• **AIM**: Omit every picture and write out the rest of the records exactly.

Stored entries:
⁂

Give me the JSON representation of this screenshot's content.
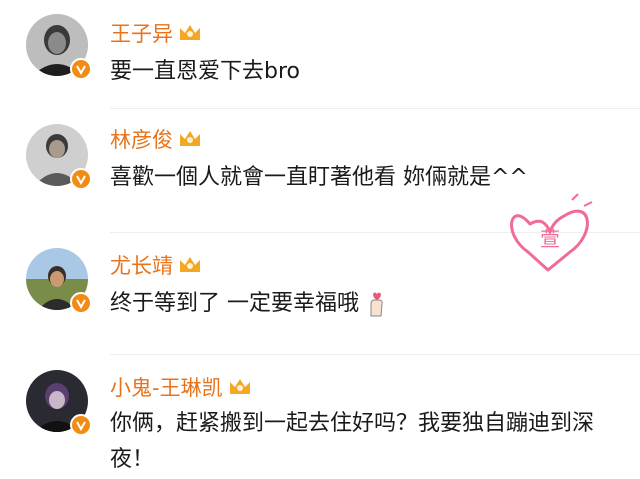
{
  "comments": [
    {
      "name": "王子异",
      "text": "要一直恩爱下去bro",
      "avatar": "avatar-photo",
      "verified": true,
      "vip_badge": "crown-icon"
    },
    {
      "name": "林彦俊",
      "text": "喜歡一個人就會一直盯著他看 妳倆就是^^",
      "avatar": "avatar-photo",
      "verified": true,
      "vip_badge": "crown-icon"
    },
    {
      "name": "尤长靖",
      "text": "终于等到了 一定要幸福哦",
      "text_emoji": "heart-hand-emoji",
      "avatar": "avatar-photo",
      "verified": true,
      "vip_badge": "crown-icon"
    },
    {
      "name": "小鬼-王琳凯",
      "text": "你俩，赶紧搬到一起去住好吗？我要独自蹦迪到深夜！",
      "avatar": "avatar-photo",
      "verified": true,
      "vip_badge": "crown-icon"
    }
  ],
  "doodle": {
    "heart_char": "萱",
    "color": "#f06a9a"
  },
  "colors": {
    "name": "#e8731a",
    "text": "#1a1a1a",
    "verified": "#f28b13"
  }
}
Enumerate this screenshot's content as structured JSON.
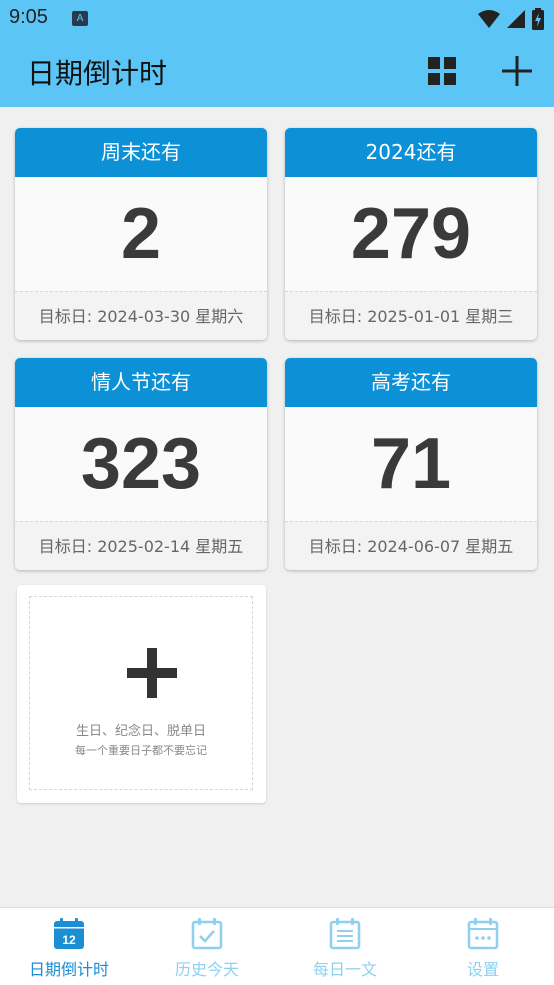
{
  "status": {
    "time": "9:05",
    "notif_badge": "A"
  },
  "appbar": {
    "title": "日期倒计时",
    "grid_icon": "grid-view-icon",
    "add_icon": "plus-icon"
  },
  "colors": {
    "header": "#5bc6f6",
    "card_head": "#0c90d6",
    "number": "#3a3a3a",
    "nav_active": "#1a8fd4",
    "nav_inactive": "#8fd0f0"
  },
  "cards": [
    {
      "title": "周末还有",
      "days": "2",
      "target": "目标日: 2024-03-30 星期六"
    },
    {
      "title": "2024还有",
      "days": "279",
      "target": "目标日: 2025-01-01 星期三"
    },
    {
      "title": "情人节还有",
      "days": "323",
      "target": "目标日: 2025-02-14 星期五"
    },
    {
      "title": "高考还有",
      "days": "71",
      "target": "目标日: 2024-06-07 星期五"
    }
  ],
  "add_card": {
    "line1": "生日、纪念日、脱单日",
    "line2": "每一个重要日子都不要忘记"
  },
  "nav": [
    {
      "label": "日期倒计时",
      "icon": "calendar-12-icon",
      "active": true,
      "badge": "12"
    },
    {
      "label": "历史今天",
      "icon": "calendar-check-icon",
      "active": false
    },
    {
      "label": "每日一文",
      "icon": "calendar-lines-icon",
      "active": false
    },
    {
      "label": "设置",
      "icon": "calendar-dots-icon",
      "active": false
    }
  ]
}
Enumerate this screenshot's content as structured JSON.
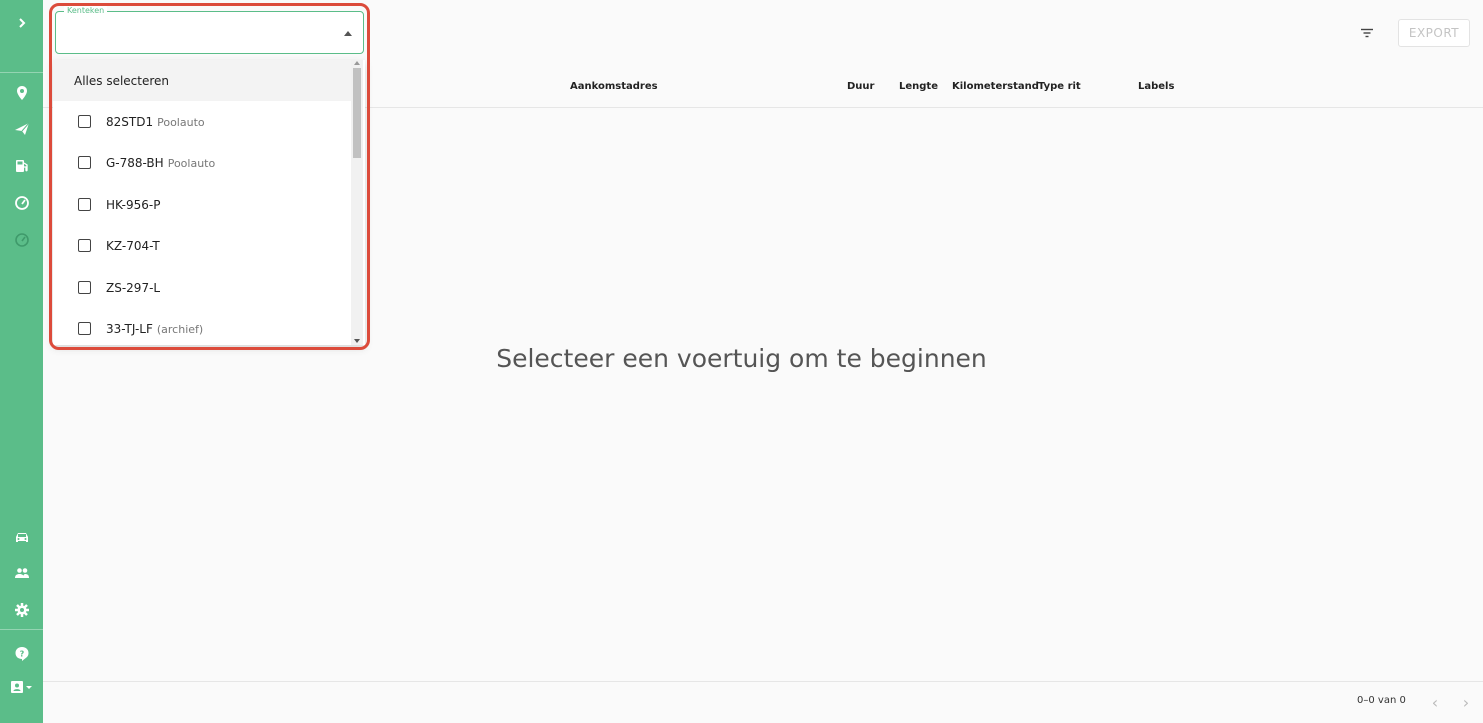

⁂

• **RESPONSE TO THE EXERCISE**:
Give me the JSON representation of this screenshot's content.
{
  "comments": [
    {
      "name": "王子异",
      "text": "要一直恩爱下去bro",
      "avatar": "avatar-photo",
      "verified": true,
      "vip_badge": "crown-icon"
    },
    {
      "name": "林彦俊",
      "text": "喜歡一個人就會一直盯著他看 妳倆就是^^",
      "avatar": "avatar-photo",
      "verified": true,
      "vip_badge": "crown-icon"
    },
    {
      "name": "尤长靖",
      "text": "终于等到了 一定要幸福哦",
      "text_emoji": "heart-hand-emoji",
      "avatar": "avatar-photo",
      "verified": true,
      "vip_badge": "crown-icon"
    },
    {
      "name": "小鬼-王琳凯",
      "text": "你俩，赶紧搬到一起去住好吗？我要独自蹦迪到深夜！",
      "avatar": "avatar-photo",
      "verified": true,
      "vip_badge": "crown-icon"
    }
  ],
  "doodle": {
    "heart_char": "萱",
    "color": "#f06a9a"
  },
  "colors": {
    "name": "#e8731a",
    "text": "#1a1a1a",
    "verified": "#f28b13"
  }
}
Enumerate this screenshot's content as structured JSON.
{
  "status": {
    "time": "9:05",
    "notif_badge": "A"
  },
  "appbar": {
    "title": "日期倒计时",
    "grid_icon": "grid-view-icon",
    "add_icon": "plus-icon"
  },
  "colors": {
    "header": "#5bc6f6",
    "card_head": "#0c90d6",
    "number": "#3a3a3a",
    "nav_active": "#1a8fd4",
    "nav_inactive": "#8fd0f0"
  },
  "cards": [
    {
      "title": "周末还有",
      "days": "2",
      "target": "目标日: 2024-03-30 星期六"
    },
    {
      "title": "2024还有",
      "days": "279",
      "target": "目标日: 2025-01-01 星期三"
    },
    {
      "title": "情人节还有",
      "days": "323",
      "target": "目标日: 2025-02-14 星期五"
    },
    {
      "title": "高考还有",
      "days": "71",
      "target": "目标日: 2024-06-07 星期五"
    }
  ],
  "add_card": {
    "line1": "生日、纪念日、脱单日",
    "line2": "每一个重要日子都不要忘记"
  },
  "nav": [
    {
      "label": "日期倒计时",
      "icon": "calendar-12-icon",
      "active": true,
      "badge": "12"
    },
    {
      "label": "历史今天",
      "icon": "calendar-check-icon",
      "active": false
    },
    {
      "label": "每日一文",
      "icon": "calendar-lines-icon",
      "active": false
    },
    {
      "label": "设置",
      "icon": "calendar-dots-icon",
      "active": false
    }
  ]
}
Enumerate this screenshot's content as structured JSON.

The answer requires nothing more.